TASK DETAILS. Do not copy the pictures; transcribe all other material exactly.

— start of SUPPLIED MATERIAL —

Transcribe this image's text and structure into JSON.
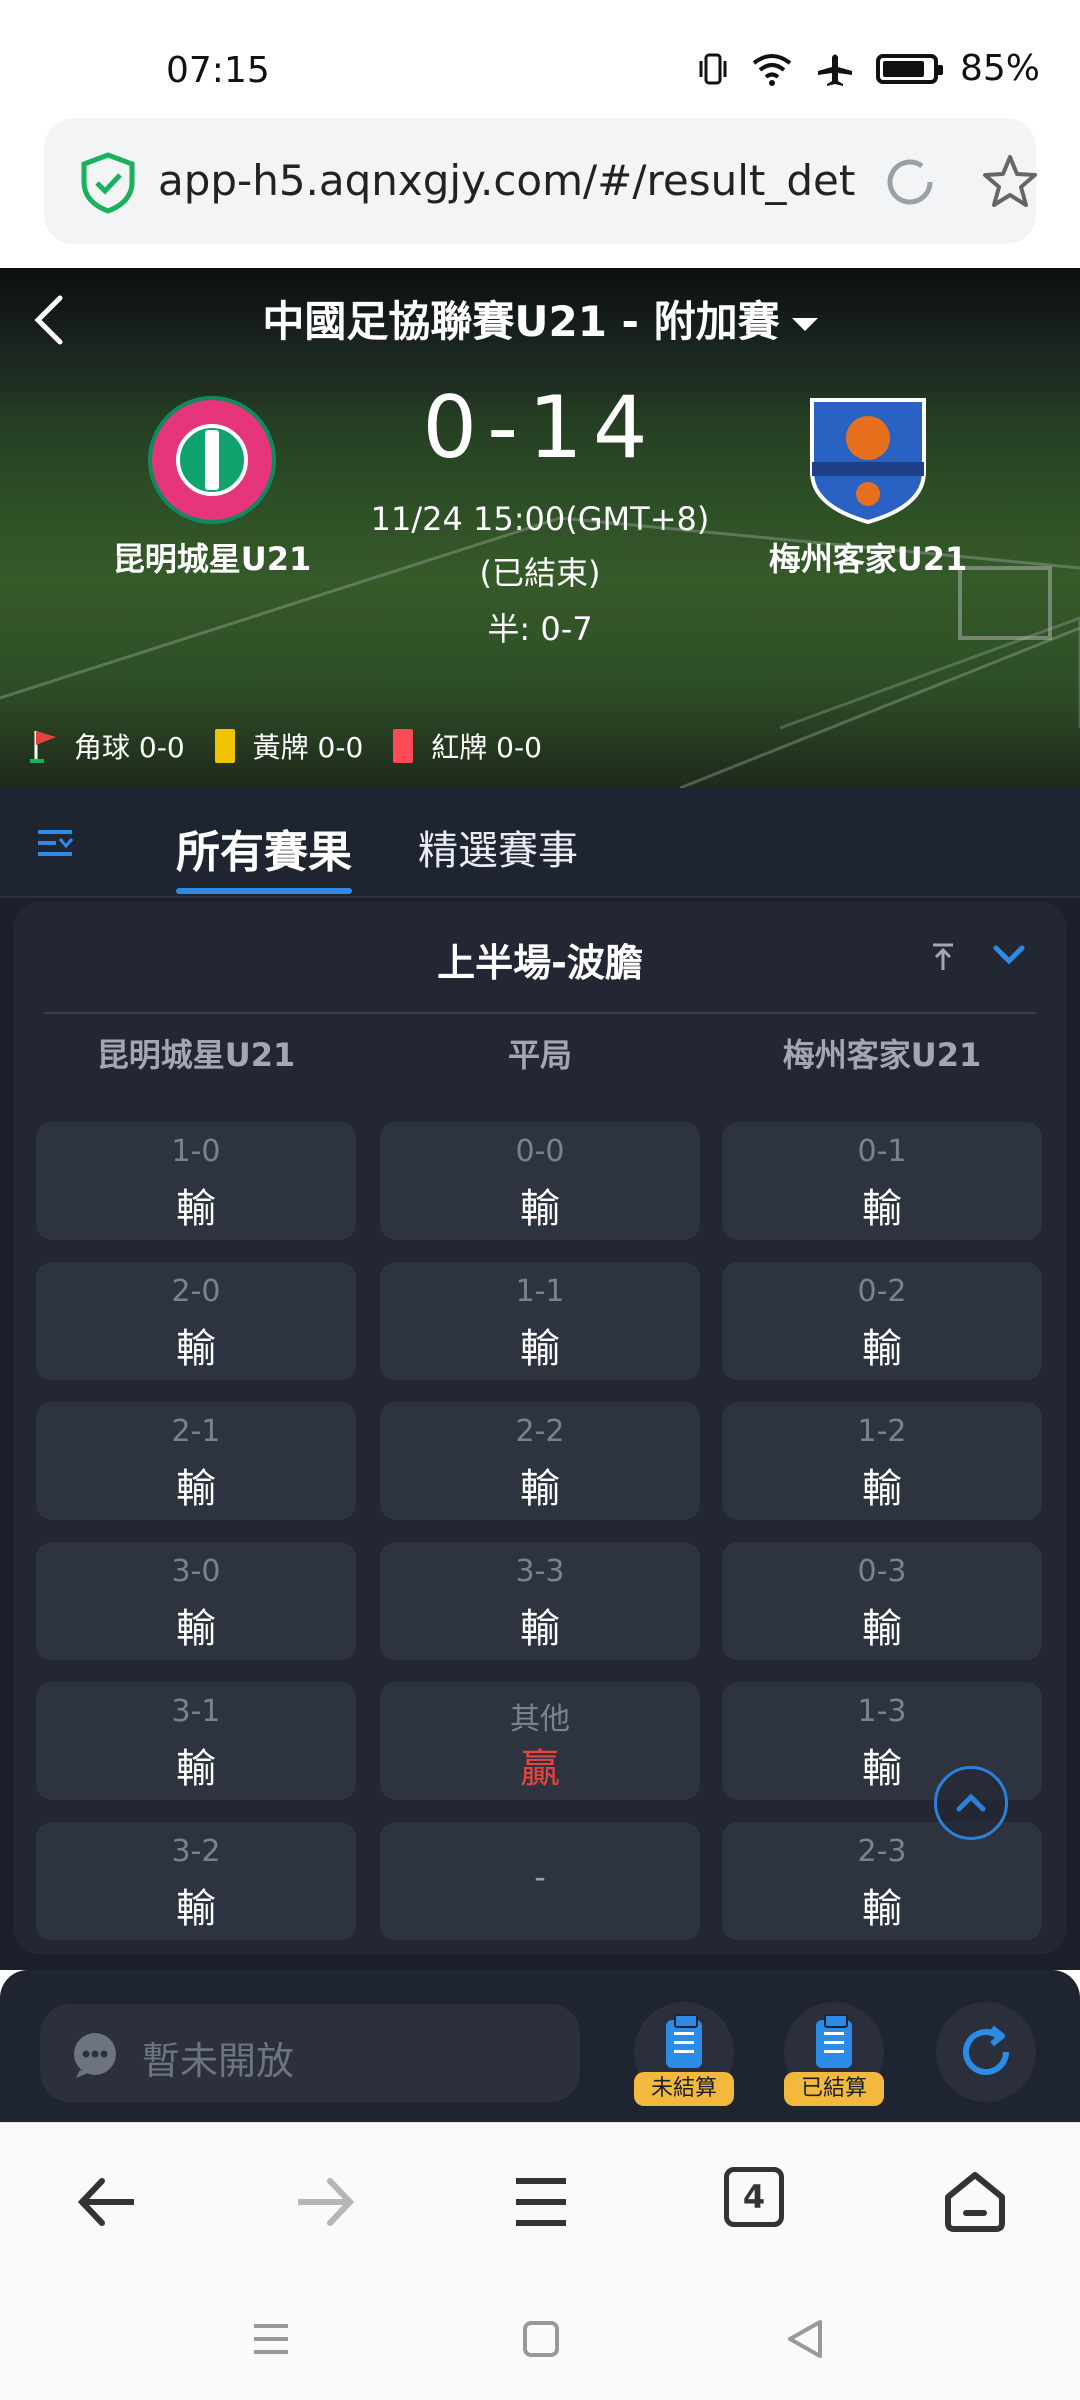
{
  "status_bar": {
    "time": "07:15",
    "battery": "85%"
  },
  "browser": {
    "url": "app-h5.aqnxgjy.com/#/result_det",
    "tab_count": "4"
  },
  "match": {
    "league": "中國足協聯賽U21 - 附加賽",
    "score": "0-14",
    "datetime": "11/24 15:00(GMT+8)",
    "status": "(已結束)",
    "half": "半: 0-7",
    "home": {
      "name": "昆明城星U21"
    },
    "away": {
      "name": "梅州客家U21"
    },
    "corner": "角球 0-0",
    "yellow": "黃牌 0-0",
    "red": "紅牌 0-0"
  },
  "tabs": {
    "all": "所有賽果",
    "featured": "精選賽事"
  },
  "market": {
    "title": "上半場-波膽",
    "col_home": "昆明城星U21",
    "col_draw": "平局",
    "col_away": "梅州客家U21",
    "home": [
      {
        "score": "1-0",
        "result": "輸"
      },
      {
        "score": "2-0",
        "result": "輸"
      },
      {
        "score": "2-1",
        "result": "輸"
      },
      {
        "score": "3-0",
        "result": "輸"
      },
      {
        "score": "3-1",
        "result": "輸"
      },
      {
        "score": "3-2",
        "result": "輸"
      }
    ],
    "draw": [
      {
        "score": "0-0",
        "result": "輸"
      },
      {
        "score": "1-1",
        "result": "輸"
      },
      {
        "score": "2-2",
        "result": "輸"
      },
      {
        "score": "3-3",
        "result": "輸"
      },
      {
        "score": "其他",
        "result": "贏"
      },
      {
        "dash": "-"
      }
    ],
    "away": [
      {
        "score": "0-1",
        "result": "輸"
      },
      {
        "score": "0-2",
        "result": "輸"
      },
      {
        "score": "1-2",
        "result": "輸"
      },
      {
        "score": "0-3",
        "result": "輸"
      },
      {
        "score": "1-3",
        "result": "輸"
      },
      {
        "score": "2-3",
        "result": "輸"
      }
    ]
  },
  "bottom_bar": {
    "chat_placeholder": "暫未開放",
    "unsettled": "未結算",
    "settled": "已結算"
  },
  "colors": {
    "accent": "#2b8be6",
    "win": "#e8433e",
    "panel": "#232733"
  }
}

— end of SUPPLIED MATERIAL —

COMPLETE OUTPUT.
Transcribe this image's text and structure into JSON.
{
  "status_bar": {
    "time": "07:15",
    "battery": "85%"
  },
  "browser": {
    "url": "app-h5.aqnxgjy.com/#/result_det",
    "tab_count": "4"
  },
  "match": {
    "league": "中國足協聯賽U21 - 附加賽",
    "score": "0-14",
    "datetime": "11/24 15:00(GMT+8)",
    "status": "(已結束)",
    "half": "半: 0-7",
    "home": {
      "name": "昆明城星U21"
    },
    "away": {
      "name": "梅州客家U21"
    },
    "corner": "角球 0-0",
    "yellow": "黃牌 0-0",
    "red": "紅牌 0-0"
  },
  "tabs": {
    "all": "所有賽果",
    "featured": "精選賽事"
  },
  "market": {
    "title": "上半場-波膽",
    "col_home": "昆明城星U21",
    "col_draw": "平局",
    "col_away": "梅州客家U21",
    "home": [
      {
        "score": "1-0",
        "result": "輸"
      },
      {
        "score": "2-0",
        "result": "輸"
      },
      {
        "score": "2-1",
        "result": "輸"
      },
      {
        "score": "3-0",
        "result": "輸"
      },
      {
        "score": "3-1",
        "result": "輸"
      },
      {
        "score": "3-2",
        "result": "輸"
      }
    ],
    "draw": [
      {
        "score": "0-0",
        "result": "輸"
      },
      {
        "score": "1-1",
        "result": "輸"
      },
      {
        "score": "2-2",
        "result": "輸"
      },
      {
        "score": "3-3",
        "result": "輸"
      },
      {
        "score": "其他",
        "result": "贏"
      },
      {
        "dash": "-"
      }
    ],
    "away": [
      {
        "score": "0-1",
        "result": "輸"
      },
      {
        "score": "0-2",
        "result": "輸"
      },
      {
        "score": "1-2",
        "result": "輸"
      },
      {
        "score": "0-3",
        "result": "輸"
      },
      {
        "score": "1-3",
        "result": "輸"
      },
      {
        "score": "2-3",
        "result": "輸"
      }
    ]
  },
  "bottom_bar": {
    "chat_placeholder": "暫未開放",
    "unsettled": "未結算",
    "settled": "已結算"
  },
  "colors": {
    "accent": "#2b8be6",
    "win": "#e8433e",
    "panel": "#232733"
  }
}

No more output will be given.